### EXERCISE INSTRUCTIONS
Extract the lines that carry the string "иные" from the listing.

### GIVEN DATA
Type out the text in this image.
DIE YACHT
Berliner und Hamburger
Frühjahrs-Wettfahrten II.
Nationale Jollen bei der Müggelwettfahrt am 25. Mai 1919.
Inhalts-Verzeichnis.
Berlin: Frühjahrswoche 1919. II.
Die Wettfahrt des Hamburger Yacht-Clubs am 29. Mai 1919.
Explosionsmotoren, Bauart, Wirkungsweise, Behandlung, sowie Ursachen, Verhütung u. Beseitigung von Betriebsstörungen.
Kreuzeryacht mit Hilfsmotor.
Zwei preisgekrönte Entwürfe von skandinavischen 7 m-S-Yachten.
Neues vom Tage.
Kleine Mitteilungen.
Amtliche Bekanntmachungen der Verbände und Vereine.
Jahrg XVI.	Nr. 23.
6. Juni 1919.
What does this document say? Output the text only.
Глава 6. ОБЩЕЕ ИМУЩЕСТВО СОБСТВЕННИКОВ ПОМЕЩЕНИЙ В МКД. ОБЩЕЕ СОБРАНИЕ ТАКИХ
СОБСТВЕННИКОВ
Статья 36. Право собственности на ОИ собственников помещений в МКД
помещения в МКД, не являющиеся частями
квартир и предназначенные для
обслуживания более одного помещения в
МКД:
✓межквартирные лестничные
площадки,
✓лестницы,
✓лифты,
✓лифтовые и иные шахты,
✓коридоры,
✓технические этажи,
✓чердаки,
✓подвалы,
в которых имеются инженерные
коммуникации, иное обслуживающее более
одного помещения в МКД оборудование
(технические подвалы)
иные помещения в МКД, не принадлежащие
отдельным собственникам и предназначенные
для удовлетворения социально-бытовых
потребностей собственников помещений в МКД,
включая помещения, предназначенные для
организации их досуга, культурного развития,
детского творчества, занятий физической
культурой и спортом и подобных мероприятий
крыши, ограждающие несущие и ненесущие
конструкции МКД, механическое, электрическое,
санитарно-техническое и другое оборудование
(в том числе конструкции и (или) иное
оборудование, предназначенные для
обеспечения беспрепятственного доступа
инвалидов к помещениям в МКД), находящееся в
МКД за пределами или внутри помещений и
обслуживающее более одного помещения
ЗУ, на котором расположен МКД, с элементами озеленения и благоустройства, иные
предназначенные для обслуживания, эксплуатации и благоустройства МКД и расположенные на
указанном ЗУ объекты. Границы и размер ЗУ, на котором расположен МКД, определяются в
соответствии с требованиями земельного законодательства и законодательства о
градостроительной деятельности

* * *

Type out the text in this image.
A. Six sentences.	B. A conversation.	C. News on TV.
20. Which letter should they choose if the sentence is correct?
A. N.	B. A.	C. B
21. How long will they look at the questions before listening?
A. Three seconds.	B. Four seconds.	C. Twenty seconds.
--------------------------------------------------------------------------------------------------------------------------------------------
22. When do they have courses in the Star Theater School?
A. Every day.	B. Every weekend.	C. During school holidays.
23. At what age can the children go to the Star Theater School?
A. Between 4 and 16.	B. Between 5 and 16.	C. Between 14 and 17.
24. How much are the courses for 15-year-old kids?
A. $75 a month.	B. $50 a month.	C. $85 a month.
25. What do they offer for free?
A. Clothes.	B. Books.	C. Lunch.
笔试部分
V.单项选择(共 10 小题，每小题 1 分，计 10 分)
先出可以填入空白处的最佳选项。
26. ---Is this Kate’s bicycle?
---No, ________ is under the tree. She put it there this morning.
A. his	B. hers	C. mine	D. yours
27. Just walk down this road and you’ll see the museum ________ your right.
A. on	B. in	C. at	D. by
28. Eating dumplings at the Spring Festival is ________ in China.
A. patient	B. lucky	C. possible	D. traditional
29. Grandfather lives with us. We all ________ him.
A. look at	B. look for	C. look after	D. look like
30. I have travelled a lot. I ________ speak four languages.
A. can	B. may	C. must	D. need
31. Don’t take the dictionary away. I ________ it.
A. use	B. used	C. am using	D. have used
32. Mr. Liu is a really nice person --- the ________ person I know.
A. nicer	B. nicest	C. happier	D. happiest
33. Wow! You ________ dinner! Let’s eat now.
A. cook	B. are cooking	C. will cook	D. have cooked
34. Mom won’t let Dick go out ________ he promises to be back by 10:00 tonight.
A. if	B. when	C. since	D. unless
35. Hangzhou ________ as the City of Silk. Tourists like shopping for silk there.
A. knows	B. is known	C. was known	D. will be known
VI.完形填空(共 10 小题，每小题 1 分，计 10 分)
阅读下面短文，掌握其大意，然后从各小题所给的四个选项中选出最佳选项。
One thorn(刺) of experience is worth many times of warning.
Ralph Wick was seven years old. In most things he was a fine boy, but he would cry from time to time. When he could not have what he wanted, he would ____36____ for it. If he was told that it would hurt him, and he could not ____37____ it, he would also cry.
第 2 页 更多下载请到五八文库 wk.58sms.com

==

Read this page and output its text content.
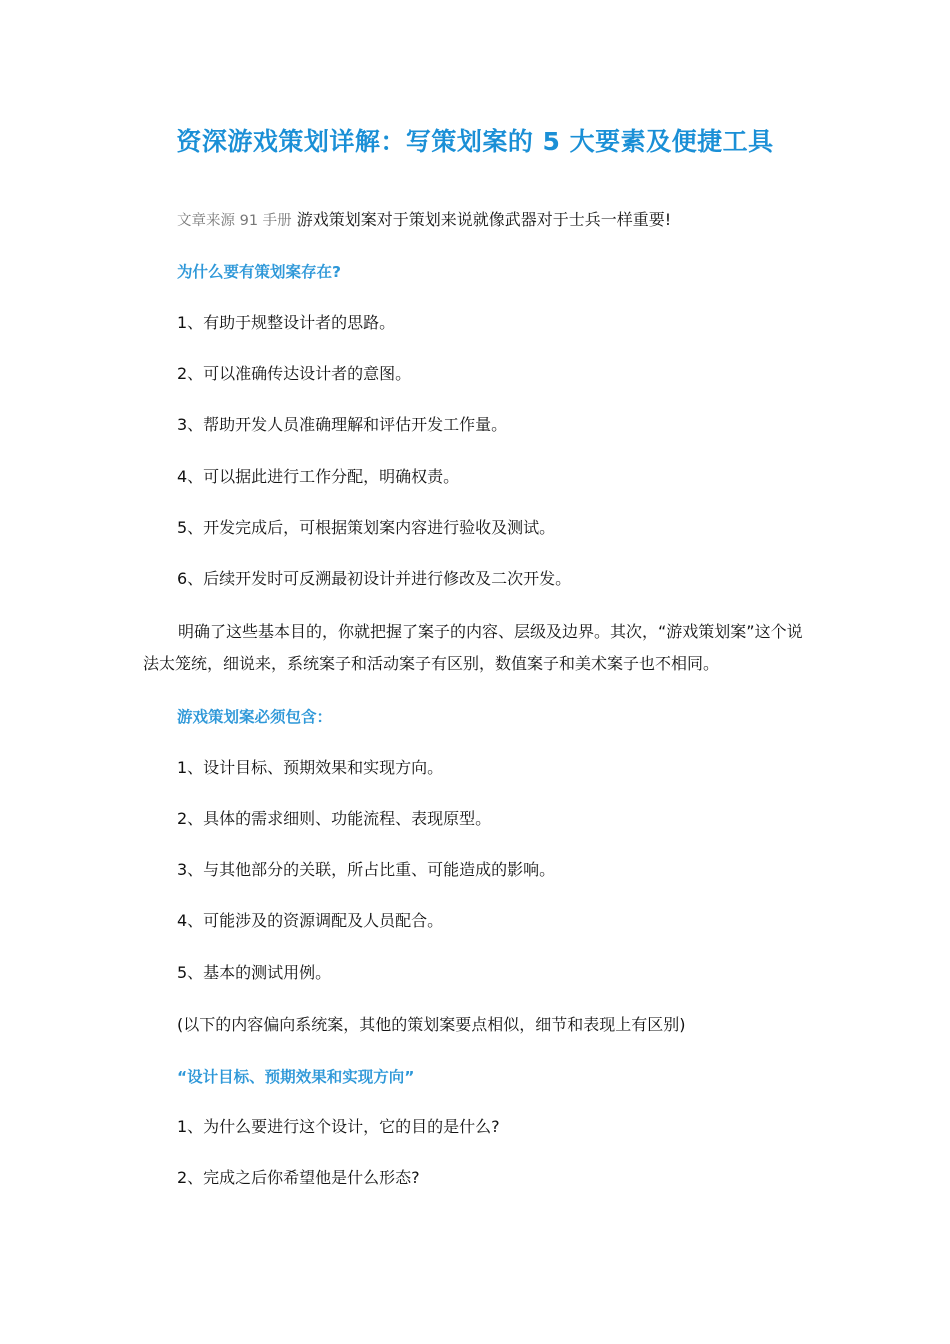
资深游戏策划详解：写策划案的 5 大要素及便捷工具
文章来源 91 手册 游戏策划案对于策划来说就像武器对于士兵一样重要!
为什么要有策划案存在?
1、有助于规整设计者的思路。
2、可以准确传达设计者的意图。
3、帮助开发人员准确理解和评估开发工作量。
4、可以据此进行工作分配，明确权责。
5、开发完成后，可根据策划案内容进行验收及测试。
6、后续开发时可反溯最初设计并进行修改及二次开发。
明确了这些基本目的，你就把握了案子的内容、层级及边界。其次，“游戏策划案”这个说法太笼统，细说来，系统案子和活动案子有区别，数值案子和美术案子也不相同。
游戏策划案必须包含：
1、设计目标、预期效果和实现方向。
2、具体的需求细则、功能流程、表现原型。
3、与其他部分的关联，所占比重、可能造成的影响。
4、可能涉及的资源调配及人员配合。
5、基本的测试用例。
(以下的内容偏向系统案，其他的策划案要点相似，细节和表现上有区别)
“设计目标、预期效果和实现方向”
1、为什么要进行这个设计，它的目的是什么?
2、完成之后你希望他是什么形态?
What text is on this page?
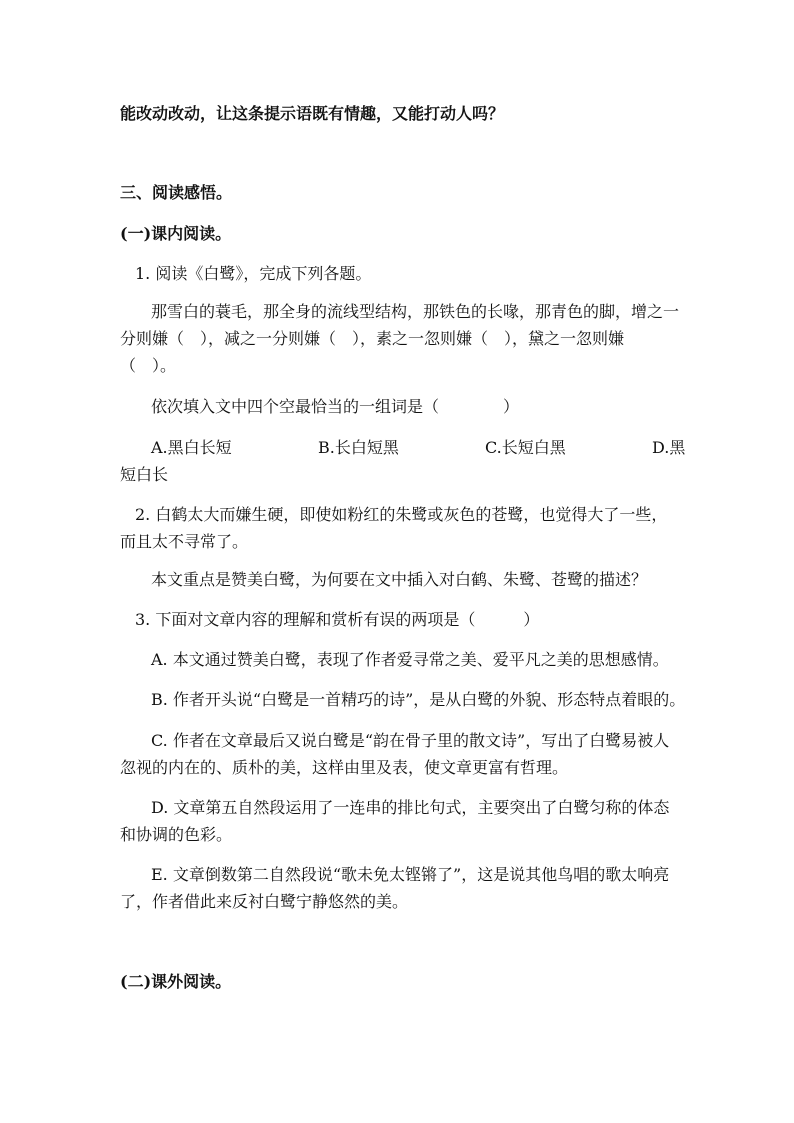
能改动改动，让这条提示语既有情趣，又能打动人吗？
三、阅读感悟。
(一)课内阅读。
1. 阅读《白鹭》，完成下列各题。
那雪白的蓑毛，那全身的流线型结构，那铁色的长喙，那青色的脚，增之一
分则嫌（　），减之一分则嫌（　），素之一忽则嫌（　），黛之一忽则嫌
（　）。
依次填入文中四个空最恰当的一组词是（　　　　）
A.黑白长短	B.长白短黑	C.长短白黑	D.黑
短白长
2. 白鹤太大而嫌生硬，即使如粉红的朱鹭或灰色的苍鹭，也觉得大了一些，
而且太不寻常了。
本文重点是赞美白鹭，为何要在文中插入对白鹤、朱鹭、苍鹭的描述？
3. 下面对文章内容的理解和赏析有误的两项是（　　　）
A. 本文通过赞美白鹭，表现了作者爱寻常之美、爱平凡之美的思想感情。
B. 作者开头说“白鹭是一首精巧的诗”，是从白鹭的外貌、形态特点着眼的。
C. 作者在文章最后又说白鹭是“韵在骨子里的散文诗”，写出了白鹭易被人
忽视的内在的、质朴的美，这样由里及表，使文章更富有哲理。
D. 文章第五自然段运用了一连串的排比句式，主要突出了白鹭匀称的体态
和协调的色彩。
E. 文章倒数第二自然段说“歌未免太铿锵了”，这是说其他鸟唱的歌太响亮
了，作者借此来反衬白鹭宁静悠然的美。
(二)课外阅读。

### RESULT
✓лифтовые и иные шахты,
иные помещения в МКД, не принадлежащие
ЗУ, на котором расположен МКД, с элементами озеленения и благоустройства, иные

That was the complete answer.